§ **REQUEST**:
From the entries below, please gather each line containing the string "they".

***** MATERIAL FOR THE TASK *****

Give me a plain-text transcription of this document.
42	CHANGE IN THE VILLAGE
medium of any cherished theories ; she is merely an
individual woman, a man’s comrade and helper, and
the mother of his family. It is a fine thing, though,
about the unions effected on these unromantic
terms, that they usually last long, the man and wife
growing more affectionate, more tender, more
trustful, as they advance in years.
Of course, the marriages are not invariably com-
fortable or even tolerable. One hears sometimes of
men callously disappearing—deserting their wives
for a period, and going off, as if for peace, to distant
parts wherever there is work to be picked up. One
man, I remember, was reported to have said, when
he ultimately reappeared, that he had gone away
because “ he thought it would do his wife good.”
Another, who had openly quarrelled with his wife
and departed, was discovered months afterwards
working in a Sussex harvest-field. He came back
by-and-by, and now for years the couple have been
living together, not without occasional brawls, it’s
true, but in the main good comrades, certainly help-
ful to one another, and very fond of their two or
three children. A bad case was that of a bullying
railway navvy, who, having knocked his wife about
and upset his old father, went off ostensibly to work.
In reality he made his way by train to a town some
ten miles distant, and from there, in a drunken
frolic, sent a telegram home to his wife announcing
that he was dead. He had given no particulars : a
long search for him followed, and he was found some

*****
***** MATERIAL FOR THE TASK *****

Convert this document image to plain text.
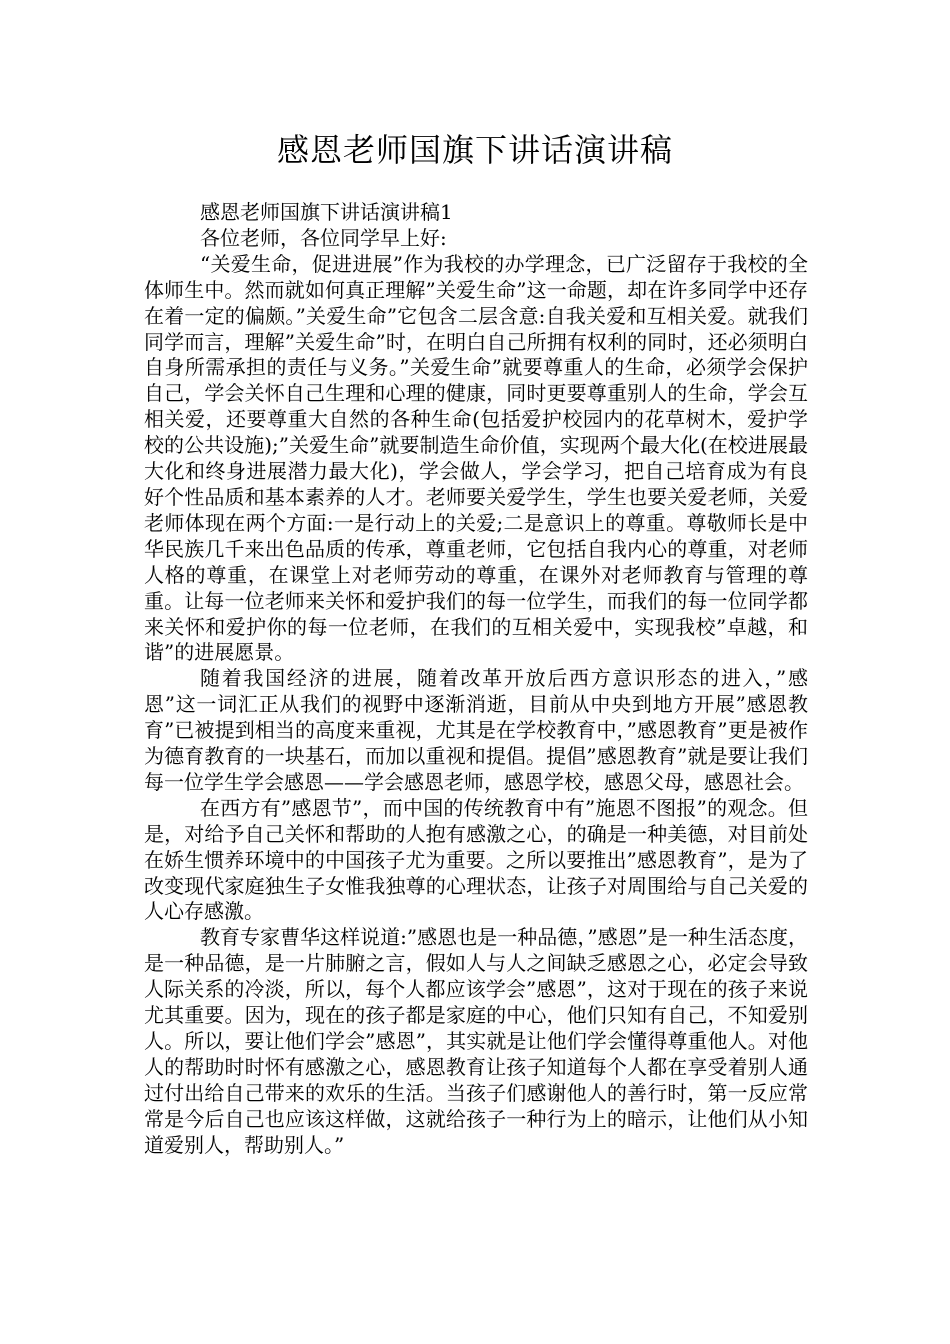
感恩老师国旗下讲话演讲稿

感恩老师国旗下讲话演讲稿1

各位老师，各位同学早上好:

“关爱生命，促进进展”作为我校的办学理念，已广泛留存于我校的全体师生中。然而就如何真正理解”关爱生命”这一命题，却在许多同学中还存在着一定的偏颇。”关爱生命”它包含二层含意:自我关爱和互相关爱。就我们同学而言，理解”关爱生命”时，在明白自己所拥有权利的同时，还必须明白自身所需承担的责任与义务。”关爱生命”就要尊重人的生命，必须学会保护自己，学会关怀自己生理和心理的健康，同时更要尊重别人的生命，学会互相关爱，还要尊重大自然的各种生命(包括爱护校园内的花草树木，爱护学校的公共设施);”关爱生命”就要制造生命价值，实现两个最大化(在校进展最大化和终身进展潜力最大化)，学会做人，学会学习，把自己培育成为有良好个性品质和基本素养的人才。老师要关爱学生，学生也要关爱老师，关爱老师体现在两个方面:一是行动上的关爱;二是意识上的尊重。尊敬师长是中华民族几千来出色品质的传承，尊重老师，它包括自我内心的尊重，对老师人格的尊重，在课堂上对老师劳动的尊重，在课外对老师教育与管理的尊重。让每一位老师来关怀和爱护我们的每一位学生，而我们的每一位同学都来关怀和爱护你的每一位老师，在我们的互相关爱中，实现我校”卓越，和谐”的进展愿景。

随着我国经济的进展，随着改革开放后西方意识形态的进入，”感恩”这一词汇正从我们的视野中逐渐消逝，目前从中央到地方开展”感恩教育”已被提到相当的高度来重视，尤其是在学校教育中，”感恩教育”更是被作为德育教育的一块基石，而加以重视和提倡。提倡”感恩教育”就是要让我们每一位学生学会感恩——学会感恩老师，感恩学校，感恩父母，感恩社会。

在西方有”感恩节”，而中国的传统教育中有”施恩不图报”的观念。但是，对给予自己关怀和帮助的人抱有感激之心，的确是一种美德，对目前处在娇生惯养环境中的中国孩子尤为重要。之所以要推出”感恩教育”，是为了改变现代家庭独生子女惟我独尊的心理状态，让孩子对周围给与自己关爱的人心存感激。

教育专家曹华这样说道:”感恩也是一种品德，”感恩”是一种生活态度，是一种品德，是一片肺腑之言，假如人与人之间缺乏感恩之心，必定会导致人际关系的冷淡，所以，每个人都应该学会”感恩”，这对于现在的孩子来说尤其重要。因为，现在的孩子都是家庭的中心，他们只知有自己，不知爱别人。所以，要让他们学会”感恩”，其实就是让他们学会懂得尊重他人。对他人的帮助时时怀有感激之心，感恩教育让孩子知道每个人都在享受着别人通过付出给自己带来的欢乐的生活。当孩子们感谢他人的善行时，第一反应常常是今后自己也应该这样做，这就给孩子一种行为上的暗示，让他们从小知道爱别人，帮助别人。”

*****

§ **RIGHT ANSWER**:
terms, that they usually last long, the man and wife
trustful, as they advance in years.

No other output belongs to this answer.